:: Brano da leggere ::
..............................

Tecnomar for Lamborghini 63, il nuovo gioiello del mare

14 Agosto 2020 • Lifestyle, Wheels

Tecnomar for Lamborghini 63

Automobili Lamborghini e The Italian Sea Group presentano in anteprima mondiale Tecnomar for Lamborghini 63, il nuovo motor yacht della flotta Tecnomar, una limited edition che celebra l’anno di fondazione di Lamborghini.

DNA in comune tra mare e terra

Il progetto del Tecnomar for Lamborghini 63, iniziato con sessioni congiunte di analisi del design, è sviluppato da Tecnomar con il contributo del Centro Stile Lamborghini ed è ispirato alla Lamborghini Sián FKP 37, la supersportiva ibrida che anticipa il futuro, dal design inconfondibile, completamente custom nei colori e nei dettagli. La sfida di interpretare i tratti comuni del DNA di entrambi i marchi ha ispirato tutte le fasi del progetto, dalla creazione delle linee del design alla definizione delle caratteristiche tecniche in grado di assicurare prestazioni superlative, senza trascurare la qualità dei materiali, accuratamente lavorati con attenzione al singolo dettaglio. Performance, piacere di guida, qualità e cura dei dettagli, emozioni: sono queste le esperienze che offrirà Tecnomar for Lamborghini 63, grazie a soluzioni ingegneristiche innovative dal design unico e distintivo unito alla tradizione e allo stile italiano.

..............................

:: Istruzioni ::
a – Ripeti dall'articolo sul Tecnomar for Lamborghini 63 il passo compreso tra "Automobili Lamborghini e" e "fondazione di Lamborghini.", estremi inclusi.
b – Rispondi alle seguenti domande in base all'articolo sul Tecnomar for Lamborghini 63.
(i) A quale vettura Lamborghini si ispira il progetto?
(ii) Chi ha sviluppato il progetto con il contributo del Centro Stile Lamborghini?
(iii) Che cosa celebra questa limited edition?

Dati per la comprensione dei documenti
..............................

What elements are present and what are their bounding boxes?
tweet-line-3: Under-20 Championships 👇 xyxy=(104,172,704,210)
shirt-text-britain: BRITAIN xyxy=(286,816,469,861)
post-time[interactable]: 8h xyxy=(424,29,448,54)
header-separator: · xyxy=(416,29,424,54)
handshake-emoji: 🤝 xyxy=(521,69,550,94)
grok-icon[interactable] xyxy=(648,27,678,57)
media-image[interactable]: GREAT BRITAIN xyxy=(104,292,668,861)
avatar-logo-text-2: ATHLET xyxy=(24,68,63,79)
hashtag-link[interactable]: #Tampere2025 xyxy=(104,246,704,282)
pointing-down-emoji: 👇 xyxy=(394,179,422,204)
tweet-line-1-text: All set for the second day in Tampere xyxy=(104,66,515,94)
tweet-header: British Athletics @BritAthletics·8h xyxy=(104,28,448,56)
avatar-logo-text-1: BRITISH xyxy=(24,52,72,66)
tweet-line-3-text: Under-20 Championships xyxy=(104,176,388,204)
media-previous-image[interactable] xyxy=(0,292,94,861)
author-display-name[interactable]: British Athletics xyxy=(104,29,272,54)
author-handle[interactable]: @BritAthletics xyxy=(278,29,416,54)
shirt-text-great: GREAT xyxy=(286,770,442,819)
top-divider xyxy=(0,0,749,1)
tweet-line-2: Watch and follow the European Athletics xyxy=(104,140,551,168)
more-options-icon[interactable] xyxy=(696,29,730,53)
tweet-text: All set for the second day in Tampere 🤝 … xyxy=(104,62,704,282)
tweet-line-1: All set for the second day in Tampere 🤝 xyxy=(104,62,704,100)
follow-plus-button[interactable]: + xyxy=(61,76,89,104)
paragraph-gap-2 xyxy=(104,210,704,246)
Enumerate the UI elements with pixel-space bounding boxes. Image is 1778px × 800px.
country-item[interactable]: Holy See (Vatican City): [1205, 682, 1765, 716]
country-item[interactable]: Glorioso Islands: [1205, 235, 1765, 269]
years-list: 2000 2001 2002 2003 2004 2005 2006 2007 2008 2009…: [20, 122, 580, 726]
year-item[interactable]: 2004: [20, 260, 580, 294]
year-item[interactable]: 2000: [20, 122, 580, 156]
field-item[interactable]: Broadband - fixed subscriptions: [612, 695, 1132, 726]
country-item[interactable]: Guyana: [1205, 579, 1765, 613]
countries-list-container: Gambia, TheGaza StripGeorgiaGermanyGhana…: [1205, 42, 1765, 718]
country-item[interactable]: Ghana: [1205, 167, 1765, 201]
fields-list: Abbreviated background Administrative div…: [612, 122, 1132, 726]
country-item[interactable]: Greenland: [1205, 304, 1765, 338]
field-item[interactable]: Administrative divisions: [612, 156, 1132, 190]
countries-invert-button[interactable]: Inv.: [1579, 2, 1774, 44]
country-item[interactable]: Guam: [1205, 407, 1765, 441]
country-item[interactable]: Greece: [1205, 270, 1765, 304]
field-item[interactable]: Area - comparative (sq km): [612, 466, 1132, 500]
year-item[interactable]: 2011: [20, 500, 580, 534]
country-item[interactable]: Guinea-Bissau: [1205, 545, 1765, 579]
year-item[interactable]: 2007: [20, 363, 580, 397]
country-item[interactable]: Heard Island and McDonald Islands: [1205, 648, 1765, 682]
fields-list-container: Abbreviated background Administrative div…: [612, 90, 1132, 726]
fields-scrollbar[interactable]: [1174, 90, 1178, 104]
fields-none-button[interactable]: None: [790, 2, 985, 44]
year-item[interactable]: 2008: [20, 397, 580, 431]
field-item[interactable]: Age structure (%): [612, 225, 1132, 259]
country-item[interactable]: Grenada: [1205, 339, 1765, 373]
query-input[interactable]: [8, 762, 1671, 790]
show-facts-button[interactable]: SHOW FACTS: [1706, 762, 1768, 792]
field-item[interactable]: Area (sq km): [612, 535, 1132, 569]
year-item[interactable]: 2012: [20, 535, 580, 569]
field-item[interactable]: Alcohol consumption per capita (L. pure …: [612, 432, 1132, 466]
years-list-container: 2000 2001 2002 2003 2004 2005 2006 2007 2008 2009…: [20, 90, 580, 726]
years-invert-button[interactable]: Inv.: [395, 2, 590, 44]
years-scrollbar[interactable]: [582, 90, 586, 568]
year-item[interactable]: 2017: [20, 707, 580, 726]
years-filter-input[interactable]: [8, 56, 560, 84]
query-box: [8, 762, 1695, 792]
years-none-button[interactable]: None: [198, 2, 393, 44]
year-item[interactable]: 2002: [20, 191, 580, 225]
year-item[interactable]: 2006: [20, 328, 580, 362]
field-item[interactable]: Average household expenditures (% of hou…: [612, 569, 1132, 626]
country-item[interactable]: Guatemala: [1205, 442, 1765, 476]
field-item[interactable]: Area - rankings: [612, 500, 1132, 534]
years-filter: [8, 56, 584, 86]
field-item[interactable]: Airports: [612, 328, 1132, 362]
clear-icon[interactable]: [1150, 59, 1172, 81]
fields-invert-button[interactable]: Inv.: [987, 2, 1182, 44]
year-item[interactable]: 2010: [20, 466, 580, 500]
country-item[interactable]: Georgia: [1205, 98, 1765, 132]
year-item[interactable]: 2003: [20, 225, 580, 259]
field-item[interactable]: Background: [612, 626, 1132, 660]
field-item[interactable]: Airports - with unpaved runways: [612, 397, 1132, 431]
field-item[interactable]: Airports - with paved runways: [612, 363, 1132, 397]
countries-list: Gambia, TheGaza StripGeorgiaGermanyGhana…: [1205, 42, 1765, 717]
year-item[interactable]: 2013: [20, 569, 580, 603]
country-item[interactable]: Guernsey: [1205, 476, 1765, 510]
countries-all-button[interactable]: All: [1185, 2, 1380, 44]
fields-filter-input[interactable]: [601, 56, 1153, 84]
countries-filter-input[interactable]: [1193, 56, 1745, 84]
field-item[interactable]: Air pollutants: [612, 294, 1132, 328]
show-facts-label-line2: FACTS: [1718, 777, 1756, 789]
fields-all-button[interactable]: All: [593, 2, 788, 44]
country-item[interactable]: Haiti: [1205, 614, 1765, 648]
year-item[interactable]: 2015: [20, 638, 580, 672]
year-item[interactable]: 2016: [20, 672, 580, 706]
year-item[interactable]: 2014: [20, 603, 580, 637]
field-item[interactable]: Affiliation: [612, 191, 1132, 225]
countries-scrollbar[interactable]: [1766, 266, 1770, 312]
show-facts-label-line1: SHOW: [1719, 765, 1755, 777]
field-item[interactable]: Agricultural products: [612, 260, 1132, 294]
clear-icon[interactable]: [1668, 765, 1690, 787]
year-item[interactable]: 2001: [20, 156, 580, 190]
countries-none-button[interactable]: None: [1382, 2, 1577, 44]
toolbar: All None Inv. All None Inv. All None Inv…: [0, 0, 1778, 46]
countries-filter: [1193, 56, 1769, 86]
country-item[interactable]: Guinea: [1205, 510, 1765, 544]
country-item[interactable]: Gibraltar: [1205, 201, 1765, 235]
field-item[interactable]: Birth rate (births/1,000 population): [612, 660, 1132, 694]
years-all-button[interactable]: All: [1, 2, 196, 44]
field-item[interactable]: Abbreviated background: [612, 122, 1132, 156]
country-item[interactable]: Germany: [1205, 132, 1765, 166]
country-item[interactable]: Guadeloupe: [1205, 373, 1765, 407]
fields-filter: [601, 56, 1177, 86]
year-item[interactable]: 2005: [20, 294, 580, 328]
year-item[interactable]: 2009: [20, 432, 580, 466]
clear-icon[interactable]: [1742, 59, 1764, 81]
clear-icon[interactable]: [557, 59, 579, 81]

..............................

:: Soluzioni ::
a –
Automobili Lamborghini e The Italian Sea Group presentano in anteprima mondiale Tecnomar for Lamborghini 63, il nuovo motor yacht della flotta Tecnomar, una limited edition che celebra l’anno di fondazione di Lamborghini.

b –
(i) Alla Lamborghini Sián FKP 37.
(ii) Tecnomar.
(iii) L'anno di fondazione di Lamborghini.